— Stated exercise 1 —
In the entries further down, list as a numbered list the stretch from the first line through the line containing "599, 298, 631]", skipping any blank lines.

— Reading text —
Thanks Chuck, I see where I made my mistake in back calculating (delta s) from
(delta m).  The 1997 UBC elastic deflection (delta s) limitation is
essentially  the same as in the 1994 UBC as I would expect, except it seems
that the allowable deflection for bearing walls without plywood sheathing is
now greater.

Structure with period less than 0.7 seconds:

1994 UBC:  deflection = 0.005H max.  
                   0.04/8 = 0.005H using Rw = 8 
                   0.04/6 = 0.0067H, must limit deflection to 0.005H when us
Rw = 6

1997 UBC:   deflection = 0.025H max
                   (delta m) = 0.7 R (delta s) 
                    Rw = 5.5    
                   (delta s) = 0.025H / (0.7)(5.5)(1.4 conversion factor) =
0.0046 H

                     Rw = 4.5
                    (delta s) = 0.025H / (0.7)(4.5)(1.4 conversion factor) =
0.0057 H

I agree that there is nothing magical about the drift limit of 0.025H or
0.005H, and both are just a reasonable limit for determining shear wall
deflections.  Mr. Ed Diekmann's proposed method (assuming construction and
wall heights are all the same) of wall length x capacity (number of nails per
wall) appears similar to how I understand one method of shear distribution was
used years ago for walls on a given floor .  Add up the total length of all
walls on a given floor level in a given direction, divide by the story shear
to determine the shear on a pounds/foot basis.  If the shear was less than
180plf or 175plf, then stucco or gypboard were considered to be adequate to
handle all the shear at that time.  No check for overturning and holdowns
since forces were considered to be so low.  In this case the nailing is the
same for all walls, which I assume could vary using the (wall length x
capacity) proposed method.

— Stated exercise 2 —
Extend the post on shear wall deflection limits, starting right after its last sentence.

— Record list —
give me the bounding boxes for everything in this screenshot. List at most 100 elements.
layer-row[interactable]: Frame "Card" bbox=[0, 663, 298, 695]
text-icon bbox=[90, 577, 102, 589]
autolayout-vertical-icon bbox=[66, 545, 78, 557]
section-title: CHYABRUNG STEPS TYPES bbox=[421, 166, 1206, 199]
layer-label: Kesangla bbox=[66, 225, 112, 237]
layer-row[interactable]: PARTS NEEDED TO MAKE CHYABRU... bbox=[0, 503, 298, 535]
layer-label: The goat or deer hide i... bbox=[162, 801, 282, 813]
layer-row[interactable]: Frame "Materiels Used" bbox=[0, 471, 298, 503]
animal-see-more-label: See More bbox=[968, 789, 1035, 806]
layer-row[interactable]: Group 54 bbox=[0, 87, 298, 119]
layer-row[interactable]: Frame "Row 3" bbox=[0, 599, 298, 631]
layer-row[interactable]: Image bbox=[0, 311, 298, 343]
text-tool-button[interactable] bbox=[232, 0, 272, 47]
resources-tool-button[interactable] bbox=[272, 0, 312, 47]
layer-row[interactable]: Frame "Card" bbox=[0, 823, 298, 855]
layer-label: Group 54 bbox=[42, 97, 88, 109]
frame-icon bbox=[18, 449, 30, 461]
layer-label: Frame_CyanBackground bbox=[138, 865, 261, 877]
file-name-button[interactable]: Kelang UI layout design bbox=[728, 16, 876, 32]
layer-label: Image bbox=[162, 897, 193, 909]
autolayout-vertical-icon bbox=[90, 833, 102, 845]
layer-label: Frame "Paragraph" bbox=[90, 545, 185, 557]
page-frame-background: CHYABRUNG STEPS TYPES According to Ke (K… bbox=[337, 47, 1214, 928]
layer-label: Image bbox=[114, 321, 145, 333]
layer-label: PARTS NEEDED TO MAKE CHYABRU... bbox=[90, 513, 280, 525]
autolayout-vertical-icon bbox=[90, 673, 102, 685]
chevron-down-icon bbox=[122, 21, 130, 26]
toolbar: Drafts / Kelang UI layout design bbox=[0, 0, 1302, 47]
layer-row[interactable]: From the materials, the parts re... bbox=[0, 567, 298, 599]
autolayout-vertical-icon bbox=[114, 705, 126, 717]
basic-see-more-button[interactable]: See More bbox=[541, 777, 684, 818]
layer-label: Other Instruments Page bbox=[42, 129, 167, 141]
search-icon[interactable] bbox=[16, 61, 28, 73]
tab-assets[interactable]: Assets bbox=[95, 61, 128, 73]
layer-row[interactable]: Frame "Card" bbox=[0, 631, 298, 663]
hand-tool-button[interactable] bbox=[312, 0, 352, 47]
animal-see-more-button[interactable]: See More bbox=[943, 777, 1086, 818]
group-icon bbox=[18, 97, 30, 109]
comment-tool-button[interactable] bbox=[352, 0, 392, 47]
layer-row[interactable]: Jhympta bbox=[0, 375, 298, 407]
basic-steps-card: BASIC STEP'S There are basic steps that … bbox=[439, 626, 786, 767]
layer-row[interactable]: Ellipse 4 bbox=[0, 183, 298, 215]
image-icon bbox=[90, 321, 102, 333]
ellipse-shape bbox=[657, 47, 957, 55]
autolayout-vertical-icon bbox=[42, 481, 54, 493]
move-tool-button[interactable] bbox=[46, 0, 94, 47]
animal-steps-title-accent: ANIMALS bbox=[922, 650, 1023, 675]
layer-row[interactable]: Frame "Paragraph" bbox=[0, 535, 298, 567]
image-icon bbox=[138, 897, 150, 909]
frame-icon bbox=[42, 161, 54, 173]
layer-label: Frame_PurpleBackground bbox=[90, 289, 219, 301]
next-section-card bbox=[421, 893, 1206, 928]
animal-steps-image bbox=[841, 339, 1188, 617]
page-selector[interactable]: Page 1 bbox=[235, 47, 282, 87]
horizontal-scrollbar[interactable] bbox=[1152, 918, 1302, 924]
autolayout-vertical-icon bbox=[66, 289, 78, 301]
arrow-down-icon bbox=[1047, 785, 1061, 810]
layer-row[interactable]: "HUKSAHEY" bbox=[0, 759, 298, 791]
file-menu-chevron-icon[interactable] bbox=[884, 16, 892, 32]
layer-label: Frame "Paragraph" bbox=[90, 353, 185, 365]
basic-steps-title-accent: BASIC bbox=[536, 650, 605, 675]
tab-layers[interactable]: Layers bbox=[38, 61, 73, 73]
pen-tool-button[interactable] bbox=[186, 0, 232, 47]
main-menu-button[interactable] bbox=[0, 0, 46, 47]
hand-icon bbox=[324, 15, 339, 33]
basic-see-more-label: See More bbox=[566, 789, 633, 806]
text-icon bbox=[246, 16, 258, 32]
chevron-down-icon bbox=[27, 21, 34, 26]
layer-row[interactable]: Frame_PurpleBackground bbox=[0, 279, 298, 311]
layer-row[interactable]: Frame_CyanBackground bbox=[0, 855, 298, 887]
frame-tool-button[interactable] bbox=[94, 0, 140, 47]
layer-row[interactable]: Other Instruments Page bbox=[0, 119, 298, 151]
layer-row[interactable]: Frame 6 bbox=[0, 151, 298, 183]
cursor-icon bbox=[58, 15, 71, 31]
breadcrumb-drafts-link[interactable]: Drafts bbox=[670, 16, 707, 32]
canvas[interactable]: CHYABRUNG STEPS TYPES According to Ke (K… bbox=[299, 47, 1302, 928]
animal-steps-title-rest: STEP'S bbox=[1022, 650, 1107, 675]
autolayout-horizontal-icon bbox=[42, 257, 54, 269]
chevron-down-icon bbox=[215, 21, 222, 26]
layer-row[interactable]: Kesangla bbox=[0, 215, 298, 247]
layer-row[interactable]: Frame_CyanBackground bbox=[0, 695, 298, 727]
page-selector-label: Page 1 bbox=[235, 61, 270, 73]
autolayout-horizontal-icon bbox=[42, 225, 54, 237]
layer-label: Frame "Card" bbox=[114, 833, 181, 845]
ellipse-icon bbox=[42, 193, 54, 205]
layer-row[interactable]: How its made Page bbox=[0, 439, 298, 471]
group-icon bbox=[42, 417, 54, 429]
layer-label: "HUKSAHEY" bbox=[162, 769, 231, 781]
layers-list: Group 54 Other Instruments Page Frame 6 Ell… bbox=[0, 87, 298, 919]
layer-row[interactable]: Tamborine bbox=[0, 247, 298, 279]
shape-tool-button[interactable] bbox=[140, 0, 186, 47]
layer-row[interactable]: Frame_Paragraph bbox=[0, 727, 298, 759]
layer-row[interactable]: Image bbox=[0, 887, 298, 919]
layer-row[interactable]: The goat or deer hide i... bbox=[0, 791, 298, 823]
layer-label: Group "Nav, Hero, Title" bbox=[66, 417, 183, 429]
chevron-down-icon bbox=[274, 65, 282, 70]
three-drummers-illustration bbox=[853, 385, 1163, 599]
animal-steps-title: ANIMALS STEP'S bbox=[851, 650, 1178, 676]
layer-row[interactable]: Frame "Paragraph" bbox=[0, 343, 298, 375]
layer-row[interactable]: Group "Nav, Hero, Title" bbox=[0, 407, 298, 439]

— Exercise response 1 —
1. give me the bounding boxes for everything in this screenshot. List at most 100 elements.
2. layer-row[interactable]: Frame "Card" bbox=[0, 663, 298, 695]
3. text-icon bbox=[90, 577, 102, 589]
4. autolayout-vertical-icon bbox=[66, 545, 78, 557]
5. section-title: CHYABRUNG STEPS TYPES bbox=[421, 166, 1206, 199]
6. layer-label: Kesangla bbox=[66, 225, 112, 237]
7. layer-row[interactable]: PARTS NEEDED TO MAKE CHYABRU... bbox=[0, 503, 298, 535]
8. layer-label: The goat or deer hide i... bbox=[162, 801, 282, 813]
9. layer-row[interactable]: Frame "Materiels Used" bbox=[0, 471, 298, 503]
10. animal-see-more-label: See More bbox=[968, 789, 1035, 806]
11. layer-row[interactable]: Group 54 bbox=[0, 87, 298, 119]
12. layer-row[interactable]: Frame "Row 3" bbox=[0, 599, 298, 631]

— Exercise response 2 —
What I am not sure about is how you would distribute the stiffness based upon
the number of nails.  The more nails you add, the more load the wall takes,
but does the average nail stress remain the same as for a shorter wall which
takes less load.  When we use the tributary area method, all walls along a
given wall line are often designed having the same average force per foot of
wall length, therefore the individual nail slip would be the same between
walls.  I would think by the proposed capacity method that you are
distributing the story shear based upon wall bending and shear deflection
which incorporate wall length, igoring nail slip and holdown deflection.   Is
the proposed method (using stiffness from number of nails) actually to
distribute forces between parallel wall lines instead of to individual walls
along a given wall line. 

Ignoring the deflection of holdowns, I think some redistribution of forces
between parallel wall lines needs to be considered, especially if there are
longer walls on one wall line as compared to the adjacent wall line.  But this
redistribution of forces has to be by a simple method in order for engineers
to incorporate this in their design practice.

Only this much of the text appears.